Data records
- - - -
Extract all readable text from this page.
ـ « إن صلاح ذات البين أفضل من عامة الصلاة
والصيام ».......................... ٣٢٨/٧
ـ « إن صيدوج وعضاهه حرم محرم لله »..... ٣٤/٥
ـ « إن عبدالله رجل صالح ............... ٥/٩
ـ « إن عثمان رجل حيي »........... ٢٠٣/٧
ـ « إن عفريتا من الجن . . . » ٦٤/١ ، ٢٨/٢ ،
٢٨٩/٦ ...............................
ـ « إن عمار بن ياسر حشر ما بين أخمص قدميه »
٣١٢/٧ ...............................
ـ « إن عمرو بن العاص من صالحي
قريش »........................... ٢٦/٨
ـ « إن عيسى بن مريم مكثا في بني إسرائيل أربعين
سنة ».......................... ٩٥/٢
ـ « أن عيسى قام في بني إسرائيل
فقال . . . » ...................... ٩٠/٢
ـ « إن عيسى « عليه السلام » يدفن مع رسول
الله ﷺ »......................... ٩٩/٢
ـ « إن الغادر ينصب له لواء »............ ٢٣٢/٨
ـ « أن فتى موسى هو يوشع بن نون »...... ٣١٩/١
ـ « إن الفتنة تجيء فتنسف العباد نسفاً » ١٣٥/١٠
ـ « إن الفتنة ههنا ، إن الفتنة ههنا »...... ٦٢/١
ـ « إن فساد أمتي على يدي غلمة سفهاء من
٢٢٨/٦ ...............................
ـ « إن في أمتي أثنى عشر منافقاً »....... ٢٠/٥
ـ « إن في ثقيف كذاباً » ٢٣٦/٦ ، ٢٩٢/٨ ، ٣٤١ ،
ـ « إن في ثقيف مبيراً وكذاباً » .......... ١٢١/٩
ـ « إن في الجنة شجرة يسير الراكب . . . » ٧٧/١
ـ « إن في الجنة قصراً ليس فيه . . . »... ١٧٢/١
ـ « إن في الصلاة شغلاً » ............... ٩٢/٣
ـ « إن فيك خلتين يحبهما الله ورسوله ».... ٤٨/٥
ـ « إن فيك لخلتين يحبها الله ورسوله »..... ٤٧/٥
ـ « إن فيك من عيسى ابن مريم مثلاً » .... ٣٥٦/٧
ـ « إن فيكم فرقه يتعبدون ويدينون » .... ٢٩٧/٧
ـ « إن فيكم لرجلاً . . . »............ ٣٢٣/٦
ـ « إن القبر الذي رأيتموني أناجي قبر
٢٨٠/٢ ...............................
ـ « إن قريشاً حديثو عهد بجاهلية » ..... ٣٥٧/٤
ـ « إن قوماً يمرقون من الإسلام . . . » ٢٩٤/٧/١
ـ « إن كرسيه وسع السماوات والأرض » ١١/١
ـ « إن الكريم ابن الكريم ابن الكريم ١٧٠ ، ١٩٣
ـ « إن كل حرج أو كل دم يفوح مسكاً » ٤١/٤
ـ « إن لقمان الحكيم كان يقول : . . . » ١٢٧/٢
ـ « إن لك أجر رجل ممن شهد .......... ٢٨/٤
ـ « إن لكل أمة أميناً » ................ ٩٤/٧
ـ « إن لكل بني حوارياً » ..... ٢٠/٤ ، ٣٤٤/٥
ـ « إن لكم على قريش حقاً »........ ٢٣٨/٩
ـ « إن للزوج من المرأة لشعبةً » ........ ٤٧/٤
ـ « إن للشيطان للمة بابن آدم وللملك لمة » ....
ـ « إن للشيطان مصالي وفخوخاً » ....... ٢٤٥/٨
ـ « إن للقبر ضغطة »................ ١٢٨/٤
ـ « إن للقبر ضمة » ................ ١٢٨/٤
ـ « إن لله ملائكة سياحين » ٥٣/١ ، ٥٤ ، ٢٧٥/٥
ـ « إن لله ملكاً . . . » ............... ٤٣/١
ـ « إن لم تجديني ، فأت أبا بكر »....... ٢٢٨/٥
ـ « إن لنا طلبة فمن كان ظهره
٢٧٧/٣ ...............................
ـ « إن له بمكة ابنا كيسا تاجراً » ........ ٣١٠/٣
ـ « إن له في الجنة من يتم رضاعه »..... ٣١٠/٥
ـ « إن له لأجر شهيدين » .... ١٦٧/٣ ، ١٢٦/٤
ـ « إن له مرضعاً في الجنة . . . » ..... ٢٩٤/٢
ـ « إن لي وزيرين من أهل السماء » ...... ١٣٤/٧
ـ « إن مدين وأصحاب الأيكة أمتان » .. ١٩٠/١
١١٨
- - - -
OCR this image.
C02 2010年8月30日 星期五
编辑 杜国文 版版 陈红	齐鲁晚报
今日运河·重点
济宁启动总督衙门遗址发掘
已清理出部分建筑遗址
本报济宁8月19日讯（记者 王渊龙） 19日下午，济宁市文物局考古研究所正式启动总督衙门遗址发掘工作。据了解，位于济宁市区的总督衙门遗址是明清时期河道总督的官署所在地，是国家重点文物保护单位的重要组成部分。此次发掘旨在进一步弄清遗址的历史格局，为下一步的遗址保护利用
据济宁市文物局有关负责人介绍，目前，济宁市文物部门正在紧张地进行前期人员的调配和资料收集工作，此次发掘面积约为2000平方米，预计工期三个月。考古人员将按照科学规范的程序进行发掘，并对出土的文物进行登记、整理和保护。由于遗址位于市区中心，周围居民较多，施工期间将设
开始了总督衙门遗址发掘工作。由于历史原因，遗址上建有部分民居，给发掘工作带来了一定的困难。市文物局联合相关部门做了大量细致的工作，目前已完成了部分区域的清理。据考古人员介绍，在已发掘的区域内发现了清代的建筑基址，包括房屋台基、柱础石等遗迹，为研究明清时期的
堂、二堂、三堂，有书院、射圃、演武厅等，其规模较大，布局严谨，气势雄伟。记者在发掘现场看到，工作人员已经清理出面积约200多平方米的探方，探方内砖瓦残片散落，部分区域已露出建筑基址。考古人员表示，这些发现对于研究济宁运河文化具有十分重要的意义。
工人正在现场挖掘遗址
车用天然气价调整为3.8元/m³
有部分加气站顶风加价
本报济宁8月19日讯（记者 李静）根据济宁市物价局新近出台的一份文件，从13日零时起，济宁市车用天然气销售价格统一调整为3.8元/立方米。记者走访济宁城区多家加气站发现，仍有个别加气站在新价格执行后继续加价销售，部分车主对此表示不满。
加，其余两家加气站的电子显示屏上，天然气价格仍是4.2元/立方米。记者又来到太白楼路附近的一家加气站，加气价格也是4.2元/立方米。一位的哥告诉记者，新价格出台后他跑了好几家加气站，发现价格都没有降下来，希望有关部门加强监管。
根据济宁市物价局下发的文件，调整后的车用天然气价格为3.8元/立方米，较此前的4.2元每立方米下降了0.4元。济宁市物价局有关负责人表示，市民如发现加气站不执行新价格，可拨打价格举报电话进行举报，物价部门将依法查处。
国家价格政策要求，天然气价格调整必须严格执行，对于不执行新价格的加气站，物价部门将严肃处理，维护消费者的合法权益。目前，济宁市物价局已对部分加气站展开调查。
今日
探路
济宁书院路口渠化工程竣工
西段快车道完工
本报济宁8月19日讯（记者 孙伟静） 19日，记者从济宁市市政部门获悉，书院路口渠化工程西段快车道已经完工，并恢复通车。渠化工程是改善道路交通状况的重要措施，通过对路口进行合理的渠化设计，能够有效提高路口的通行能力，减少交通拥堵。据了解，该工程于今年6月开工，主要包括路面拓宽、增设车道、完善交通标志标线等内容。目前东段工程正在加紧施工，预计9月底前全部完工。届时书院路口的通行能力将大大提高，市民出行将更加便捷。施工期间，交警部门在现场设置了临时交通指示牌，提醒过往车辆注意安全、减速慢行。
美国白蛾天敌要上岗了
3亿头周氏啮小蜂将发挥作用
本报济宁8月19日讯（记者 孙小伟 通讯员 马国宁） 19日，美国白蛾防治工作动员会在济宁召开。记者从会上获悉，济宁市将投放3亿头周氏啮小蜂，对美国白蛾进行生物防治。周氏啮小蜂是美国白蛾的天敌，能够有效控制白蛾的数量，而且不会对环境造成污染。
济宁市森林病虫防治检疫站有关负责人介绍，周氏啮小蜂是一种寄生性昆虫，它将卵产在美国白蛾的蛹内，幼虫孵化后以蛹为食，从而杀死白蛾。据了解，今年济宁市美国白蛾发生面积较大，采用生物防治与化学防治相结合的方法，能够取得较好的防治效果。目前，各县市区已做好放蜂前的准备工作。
- - - -
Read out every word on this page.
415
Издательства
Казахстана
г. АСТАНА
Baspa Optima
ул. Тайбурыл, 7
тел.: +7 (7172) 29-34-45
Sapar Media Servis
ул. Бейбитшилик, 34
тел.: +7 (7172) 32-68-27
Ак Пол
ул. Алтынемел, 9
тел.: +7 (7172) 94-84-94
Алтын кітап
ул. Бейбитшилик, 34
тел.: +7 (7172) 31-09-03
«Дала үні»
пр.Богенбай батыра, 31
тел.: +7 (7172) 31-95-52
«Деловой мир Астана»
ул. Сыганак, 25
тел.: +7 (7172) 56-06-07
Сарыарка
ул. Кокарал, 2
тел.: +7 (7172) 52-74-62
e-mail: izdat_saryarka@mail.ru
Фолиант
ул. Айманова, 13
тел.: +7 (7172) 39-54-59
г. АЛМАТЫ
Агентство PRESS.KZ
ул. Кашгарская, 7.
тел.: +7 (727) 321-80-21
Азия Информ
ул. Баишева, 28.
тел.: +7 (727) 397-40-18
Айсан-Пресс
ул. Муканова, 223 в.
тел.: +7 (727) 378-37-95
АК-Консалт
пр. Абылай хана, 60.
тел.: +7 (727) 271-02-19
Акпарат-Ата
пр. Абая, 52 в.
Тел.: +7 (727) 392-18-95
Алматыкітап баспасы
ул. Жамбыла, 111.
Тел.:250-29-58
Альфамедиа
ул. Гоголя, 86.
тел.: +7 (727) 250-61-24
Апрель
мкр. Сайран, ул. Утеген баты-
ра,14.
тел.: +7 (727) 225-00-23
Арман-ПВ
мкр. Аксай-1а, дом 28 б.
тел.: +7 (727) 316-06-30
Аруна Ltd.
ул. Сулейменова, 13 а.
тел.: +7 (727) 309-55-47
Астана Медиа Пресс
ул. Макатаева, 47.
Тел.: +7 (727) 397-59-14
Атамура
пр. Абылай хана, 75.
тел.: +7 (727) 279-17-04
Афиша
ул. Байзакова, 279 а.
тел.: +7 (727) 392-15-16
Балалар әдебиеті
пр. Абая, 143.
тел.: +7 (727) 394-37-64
- - - -
_WRITTEN INSTRUCTION:_ Lines that include the word "الفتنة" are to be extracted from the data above.

_RESULT OF THIS TASK:_
ـ « إن الفتنة تجيء فتنسف العباد نسفاً » ١٣٥/١٠
ـ « إن الفتنة ههنا ، إن الفتنة ههنا »...... ٦٢/١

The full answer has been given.